> **Aim of the exercise**
Write out all the data below again, line for line and unchanged, but leave out the pictures.

> **Excerpts from a layout annotation set**
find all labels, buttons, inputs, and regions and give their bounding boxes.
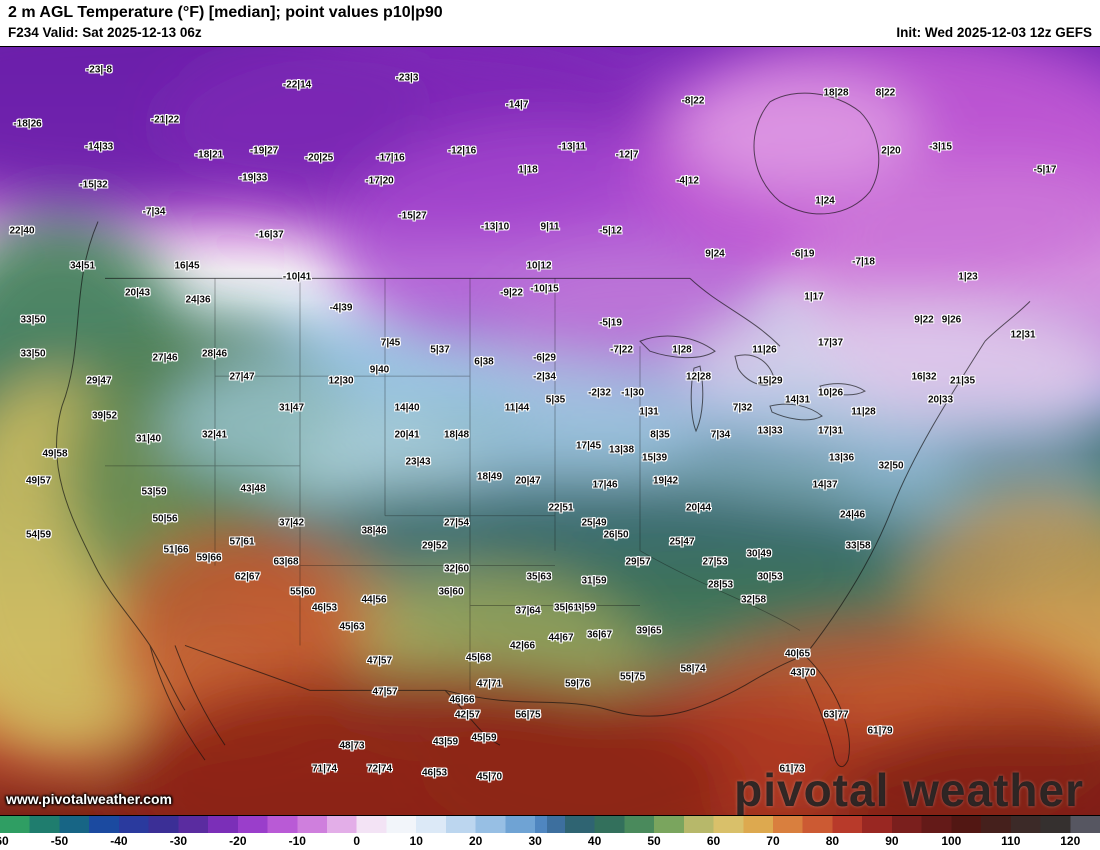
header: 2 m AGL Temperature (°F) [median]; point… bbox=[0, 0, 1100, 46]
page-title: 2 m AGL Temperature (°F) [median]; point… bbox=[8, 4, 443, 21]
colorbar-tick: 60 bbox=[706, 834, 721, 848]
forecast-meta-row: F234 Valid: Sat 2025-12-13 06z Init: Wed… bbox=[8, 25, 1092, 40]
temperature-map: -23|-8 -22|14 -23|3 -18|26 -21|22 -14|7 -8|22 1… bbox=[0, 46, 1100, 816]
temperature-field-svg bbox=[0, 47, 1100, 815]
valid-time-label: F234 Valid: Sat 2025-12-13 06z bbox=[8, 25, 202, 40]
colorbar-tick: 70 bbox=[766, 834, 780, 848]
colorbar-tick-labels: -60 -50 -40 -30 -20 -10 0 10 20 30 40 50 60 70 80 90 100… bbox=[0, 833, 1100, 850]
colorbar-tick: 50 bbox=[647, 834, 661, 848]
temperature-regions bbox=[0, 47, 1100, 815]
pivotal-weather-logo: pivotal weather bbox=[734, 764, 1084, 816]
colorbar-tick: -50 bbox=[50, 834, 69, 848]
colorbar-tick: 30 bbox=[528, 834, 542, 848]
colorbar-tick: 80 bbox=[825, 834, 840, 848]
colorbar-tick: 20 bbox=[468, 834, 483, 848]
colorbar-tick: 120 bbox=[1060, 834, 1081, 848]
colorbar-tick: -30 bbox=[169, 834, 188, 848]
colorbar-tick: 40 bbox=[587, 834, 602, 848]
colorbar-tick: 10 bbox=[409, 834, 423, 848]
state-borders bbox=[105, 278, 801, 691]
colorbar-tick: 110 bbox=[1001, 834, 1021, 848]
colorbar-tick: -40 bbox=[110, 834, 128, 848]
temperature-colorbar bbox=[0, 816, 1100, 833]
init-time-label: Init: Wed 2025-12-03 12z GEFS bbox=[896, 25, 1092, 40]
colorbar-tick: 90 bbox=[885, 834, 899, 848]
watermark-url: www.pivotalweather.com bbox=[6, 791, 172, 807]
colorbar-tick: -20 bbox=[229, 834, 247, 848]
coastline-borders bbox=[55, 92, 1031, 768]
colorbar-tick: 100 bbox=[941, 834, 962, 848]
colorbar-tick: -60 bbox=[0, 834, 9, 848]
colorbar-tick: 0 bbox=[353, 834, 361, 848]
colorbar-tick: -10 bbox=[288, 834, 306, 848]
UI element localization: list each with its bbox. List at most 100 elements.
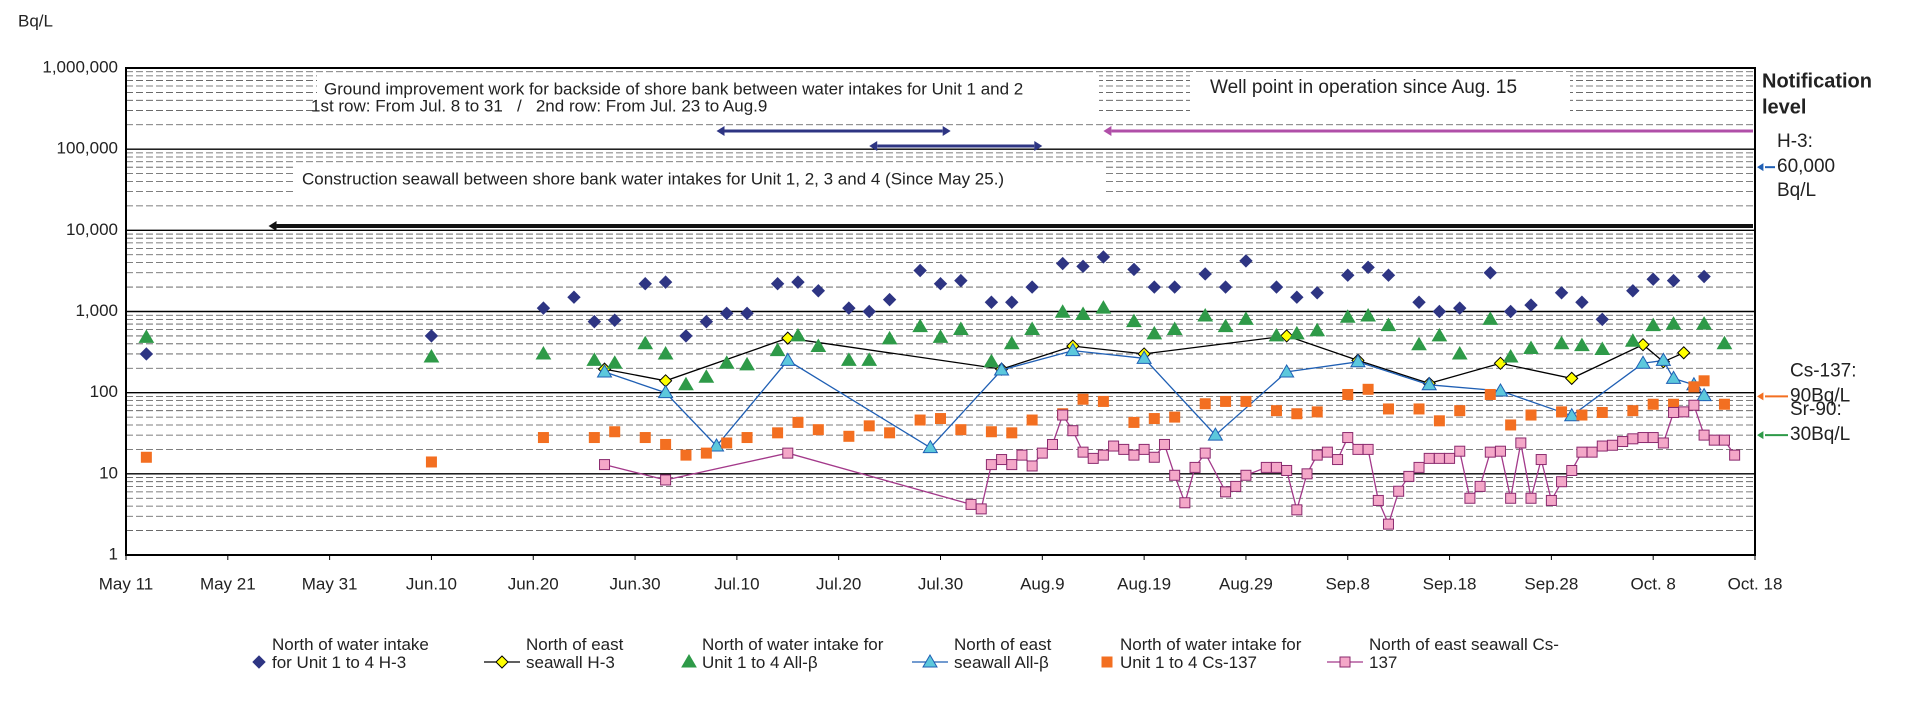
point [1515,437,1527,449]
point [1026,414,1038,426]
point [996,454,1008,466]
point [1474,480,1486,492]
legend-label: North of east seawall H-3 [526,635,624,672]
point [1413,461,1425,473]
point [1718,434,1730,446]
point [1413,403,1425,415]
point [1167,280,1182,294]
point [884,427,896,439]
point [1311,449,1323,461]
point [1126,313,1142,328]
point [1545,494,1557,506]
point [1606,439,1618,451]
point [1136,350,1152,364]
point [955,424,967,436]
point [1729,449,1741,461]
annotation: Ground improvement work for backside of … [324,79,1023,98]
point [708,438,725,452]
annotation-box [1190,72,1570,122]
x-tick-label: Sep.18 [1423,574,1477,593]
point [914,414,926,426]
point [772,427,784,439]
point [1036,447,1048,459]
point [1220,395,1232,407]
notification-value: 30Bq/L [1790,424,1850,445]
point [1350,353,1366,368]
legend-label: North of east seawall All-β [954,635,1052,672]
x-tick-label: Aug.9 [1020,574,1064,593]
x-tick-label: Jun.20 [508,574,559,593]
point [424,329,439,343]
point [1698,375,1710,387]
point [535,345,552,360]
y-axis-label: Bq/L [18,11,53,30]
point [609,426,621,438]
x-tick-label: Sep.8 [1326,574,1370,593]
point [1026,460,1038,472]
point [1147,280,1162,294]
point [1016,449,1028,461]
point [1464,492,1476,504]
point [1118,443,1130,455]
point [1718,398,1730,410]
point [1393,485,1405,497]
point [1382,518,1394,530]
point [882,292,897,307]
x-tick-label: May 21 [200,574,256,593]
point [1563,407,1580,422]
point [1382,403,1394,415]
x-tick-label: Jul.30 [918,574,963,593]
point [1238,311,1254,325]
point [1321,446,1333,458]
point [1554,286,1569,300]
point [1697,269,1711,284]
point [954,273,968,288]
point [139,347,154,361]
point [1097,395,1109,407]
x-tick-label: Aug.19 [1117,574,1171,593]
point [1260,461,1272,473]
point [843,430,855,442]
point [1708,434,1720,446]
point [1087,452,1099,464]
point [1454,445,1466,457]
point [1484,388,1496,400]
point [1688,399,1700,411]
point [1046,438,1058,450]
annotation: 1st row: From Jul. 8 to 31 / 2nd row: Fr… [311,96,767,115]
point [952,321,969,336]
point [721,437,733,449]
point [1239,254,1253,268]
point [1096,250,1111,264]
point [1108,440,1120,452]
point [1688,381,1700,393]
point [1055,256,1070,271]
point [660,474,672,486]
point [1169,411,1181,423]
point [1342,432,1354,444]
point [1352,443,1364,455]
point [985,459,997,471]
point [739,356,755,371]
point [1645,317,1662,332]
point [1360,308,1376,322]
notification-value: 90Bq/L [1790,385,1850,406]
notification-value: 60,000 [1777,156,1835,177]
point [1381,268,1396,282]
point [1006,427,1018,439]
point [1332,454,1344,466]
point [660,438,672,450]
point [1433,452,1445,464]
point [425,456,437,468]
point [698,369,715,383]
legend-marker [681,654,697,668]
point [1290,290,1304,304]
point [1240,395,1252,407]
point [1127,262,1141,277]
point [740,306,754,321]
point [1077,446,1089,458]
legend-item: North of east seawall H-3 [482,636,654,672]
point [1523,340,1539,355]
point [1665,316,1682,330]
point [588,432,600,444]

> **Worked solution**
find all labels, buttons, inputs, and regions and give their bounding boxes.
header: 2 m AGL Temperature (°F) [median]; point… bbox=[0, 0, 1100, 46]
page-title: 2 m AGL Temperature (°F) [median]; point… bbox=[8, 4, 443, 21]
colorbar-tick: 60 bbox=[706, 834, 721, 848]
forecast-meta-row: F234 Valid: Sat 2025-12-13 06z Init: Wed… bbox=[8, 25, 1092, 40]
temperature-map: -23|-8 -22|14 -23|3 -18|26 -21|22 -14|7 -8|22 1… bbox=[0, 46, 1100, 816]
temperature-field-svg bbox=[0, 47, 1100, 815]
valid-time-label: F234 Valid: Sat 2025-12-13 06z bbox=[8, 25, 202, 40]
colorbar-tick: 70 bbox=[766, 834, 780, 848]
colorbar-tick-labels: -60 -50 -40 -30 -20 -10 0 10 20 30 40 50 60 70 80 90 100… bbox=[0, 833, 1100, 850]
colorbar-tick: 50 bbox=[647, 834, 661, 848]
temperature-regions bbox=[0, 47, 1100, 815]
pivotal-weather-logo: pivotal weather bbox=[734, 764, 1084, 816]
colorbar-tick: -50 bbox=[50, 834, 69, 848]
colorbar-tick: 30 bbox=[528, 834, 542, 848]
colorbar-tick: 80 bbox=[825, 834, 840, 848]
colorbar-tick: 20 bbox=[468, 834, 483, 848]
colorbar-tick: 120 bbox=[1060, 834, 1081, 848]
colorbar-tick: -30 bbox=[169, 834, 188, 848]
colorbar-tick: 40 bbox=[587, 834, 602, 848]
colorbar-tick: 10 bbox=[409, 834, 423, 848]
state-borders bbox=[105, 278, 801, 691]
colorbar-tick: 110 bbox=[1001, 834, 1021, 848]
colorbar-tick: -40 bbox=[110, 834, 128, 848]
temperature-colorbar bbox=[0, 816, 1100, 833]
init-time-label: Init: Wed 2025-12-03 12z GEFS bbox=[896, 25, 1092, 40]
colorbar-tick: 90 bbox=[885, 834, 899, 848]
watermark-url: www.pivotalweather.com bbox=[6, 791, 172, 807]
colorbar-tick: -20 bbox=[229, 834, 247, 848]
coastline-borders bbox=[55, 92, 1031, 768]
colorbar-tick: 100 bbox=[941, 834, 962, 848]
colorbar-tick: -60 bbox=[0, 834, 9, 848]
colorbar-tick: 0 bbox=[353, 834, 361, 848]
colorbar-tick: -10 bbox=[288, 834, 306, 848]
UI element localization: list each with its bbox. List at most 100 elements.
point [1515,437,1527,449]
point [1026,414,1038,426]
point [996,454,1008,466]
point [1474,480,1486,492]
legend-label: North of east seawall H-3 [526,635,624,672]
point [1413,461,1425,473]
point [1718,434,1730,446]
point [1413,403,1425,415]
point [1167,280,1182,294]
point [884,427,896,439]
point [1311,449,1323,461]
point [1126,313,1142,328]
point [1545,494,1557,506]
point [1606,439,1618,451]
point [1136,350,1152,364]
point [955,424,967,436]
point [1729,449,1741,461]
annotation: Ground improvement work for backside of … [324,79,1023,98]
point [708,438,725,452]
annotation-box [1190,72,1570,122]
x-tick-label: Sep.18 [1423,574,1477,593]
point [914,414,926,426]
point [772,427,784,439]
point [1036,447,1048,459]
point [1220,395,1232,407]
notification-value: 30Bq/L [1790,424,1850,445]
point [1350,353,1366,368]
legend-label: North of east seawall All-β [954,635,1052,672]
x-tick-label: Aug.9 [1020,574,1064,593]
x-tick-label: Jun.20 [508,574,559,593]
point [424,329,439,343]
point [1698,375,1710,387]
point [535,345,552,360]
y-axis-label: Bq/L [18,11,53,30]
point [609,426,621,438]
x-tick-label: Sep.8 [1326,574,1370,593]
point [1026,460,1038,472]
point [1147,280,1162,294]
point [1016,449,1028,461]
point [1464,492,1476,504]
point [1118,443,1130,455]
point [1718,398,1730,410]
point [1393,485,1405,497]
point [1382,518,1394,530]
point [882,292,897,307]
x-tick-label: May 21 [200,574,256,593]
point [1563,407,1580,422]
point [1382,403,1394,415]
x-tick-label: Jul.30 [918,574,963,593]
point [1238,311,1254,325]
point [1321,446,1333,458]
point [1554,286,1569,300]
point [1697,269,1711,284]
point [954,273,968,288]
point [139,347,154,361]
point [1097,395,1109,407]
x-tick-label: Aug.19 [1117,574,1171,593]
point [1260,461,1272,473]
point [843,430,855,442]
point [1708,434,1720,446]
point [1087,452,1099,464]
point [1454,445,1466,457]
point [1484,388,1496,400]
point [1688,399,1700,411]
point [1046,438,1058,450]
annotation: 1st row: From Jul. 8 to 31 / 2nd row: Fr… [311,96,767,115]
point [952,321,969,336]
point [721,437,733,449]
point [1239,254,1253,268]
point [1096,250,1111,264]
point [1108,440,1120,452]
point [1688,381,1700,393]
point [1055,256,1070,271]
point [660,474,672,486]
point [1169,411,1181,423]
point [1342,432,1354,444]
point [1352,443,1364,455]
point [985,459,997,471]
point [739,356,755,371]
point [1645,317,1662,332]
point [1360,308,1376,322]
notification-value: 90Bq/L [1790,385,1850,406]
notification-value: 60,000 [1777,156,1835,177]
point [1381,268,1396,282]
point [1006,427,1018,439]
point [1332,454,1344,466]
point [660,438,672,450]
point [1433,452,1445,464]
point [425,456,437,468]
point [698,369,715,383]
legend-marker [681,654,697,668]
point [1290,290,1304,304]
point [1240,395,1252,407]
point [1127,262,1141,277]
point [740,306,754,321]
point [1077,446,1089,458]
legend-item: North of east seawall H-3 [482,636,654,672]
point [1523,340,1539,355]
point [1665,316,1682,330]
point [588,432,600,444]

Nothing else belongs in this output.